§ PROBLEM TO WORK ON:
Reproduce the listing verbatim.

§ RECORDS TO USE:
-*-*-

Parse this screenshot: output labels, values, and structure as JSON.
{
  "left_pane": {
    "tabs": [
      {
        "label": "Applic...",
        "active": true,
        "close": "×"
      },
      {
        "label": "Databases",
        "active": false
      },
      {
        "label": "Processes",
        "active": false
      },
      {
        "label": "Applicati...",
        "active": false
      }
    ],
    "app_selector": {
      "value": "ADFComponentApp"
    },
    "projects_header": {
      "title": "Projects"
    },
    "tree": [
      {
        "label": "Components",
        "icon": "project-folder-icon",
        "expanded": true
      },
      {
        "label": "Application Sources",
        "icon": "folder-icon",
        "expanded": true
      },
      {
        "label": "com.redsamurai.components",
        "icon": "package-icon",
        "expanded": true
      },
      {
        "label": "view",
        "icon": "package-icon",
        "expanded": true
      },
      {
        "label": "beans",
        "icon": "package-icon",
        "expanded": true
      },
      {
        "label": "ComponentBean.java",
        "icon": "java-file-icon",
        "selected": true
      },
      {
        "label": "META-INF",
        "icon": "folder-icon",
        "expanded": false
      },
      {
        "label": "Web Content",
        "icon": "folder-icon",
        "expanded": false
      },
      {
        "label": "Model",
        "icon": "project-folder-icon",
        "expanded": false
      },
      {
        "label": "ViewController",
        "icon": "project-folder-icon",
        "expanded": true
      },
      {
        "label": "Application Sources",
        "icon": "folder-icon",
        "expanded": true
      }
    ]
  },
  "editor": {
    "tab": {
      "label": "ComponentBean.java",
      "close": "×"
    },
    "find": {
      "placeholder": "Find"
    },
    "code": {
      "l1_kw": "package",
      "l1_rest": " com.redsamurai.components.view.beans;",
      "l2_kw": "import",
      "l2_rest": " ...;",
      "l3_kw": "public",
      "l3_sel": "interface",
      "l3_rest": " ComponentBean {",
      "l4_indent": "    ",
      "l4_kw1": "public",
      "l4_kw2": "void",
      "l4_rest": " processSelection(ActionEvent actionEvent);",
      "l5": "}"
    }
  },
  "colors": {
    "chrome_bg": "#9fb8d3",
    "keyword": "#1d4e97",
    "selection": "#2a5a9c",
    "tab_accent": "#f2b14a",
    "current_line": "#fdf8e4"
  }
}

-*-*-

§ THE ANSWER:
Parse this screenshot: output labels, values, and structure as JSON.
{
  "left_pane": {
    "tabs": [
      {
        "label": "Applic...",
        "active": true,
        "close": "×"
      },
      {
        "label": "Databases",
        "active": false
      },
      {
        "label": "Processes",
        "active": false
      },
      {
        "label": "Applicati...",
        "active": false
      }
    ],
    "app_selector": {
      "value": "ADFComponentApp"
    },
    "projects_header": {
      "title": "Projects"
    },
    "tree": [
      {
        "label": "Components",
        "icon": "project-folder-icon",
        "expanded": true
      },
      {
        "label": "Application Sources",
        "icon": "folder-icon",
        "expanded": true
      },
      {
        "label": "com.redsamurai.components",
        "icon": "package-icon",
        "expanded": true
      },
      {
        "label": "view",
        "icon": "package-icon",
        "expanded": true
      },
      {
        "label": "beans",
        "icon": "package-icon",
        "expanded": true
      },
      {
        "label": "ComponentBean.java",
        "icon": "java-file-icon",
        "selected": true
      },
      {
        "label": "META-INF",
        "icon": "folder-icon",
        "expanded": false
      },
      {
        "label": "Web Content",
        "icon": "folder-icon",
        "expanded": false
      },
      {
        "label": "Model",
        "icon": "project-folder-icon",
        "expanded": false
      },
      {
        "label": "ViewController",
        "icon": "project-folder-icon",
        "expanded": true
      },
      {
        "label": "Application Sources",
        "icon": "folder-icon",
        "expanded": true
      }
    ]
  },
  "editor": {
    "tab": {
      "label": "ComponentBean.java",
      "close": "×"
    },
    "find": {
      "placeholder": "Find"
    },
    "code": {
      "l1_kw": "package",
      "l1_rest": " com.redsamurai.components.view.beans;",
      "l2_kw": "import",
      "l2_rest": " ...;",
      "l3_kw": "public",
      "l3_sel": "interface",
      "l3_rest": " ComponentBean {",
      "l4_indent": "    ",
      "l4_kw1": "public",
      "l4_kw2": "void",
      "l4_rest": " processSelection(ActionEvent actionEvent);",
      "l5": "}"
    }
  },
  "colors": {
    "chrome_bg": "#9fb8d3",
    "keyword": "#1d4e97",
    "selection": "#2a5a9c",
    "tab_accent": "#f2b14a",
    "current_line": "#fdf8e4"
  }
}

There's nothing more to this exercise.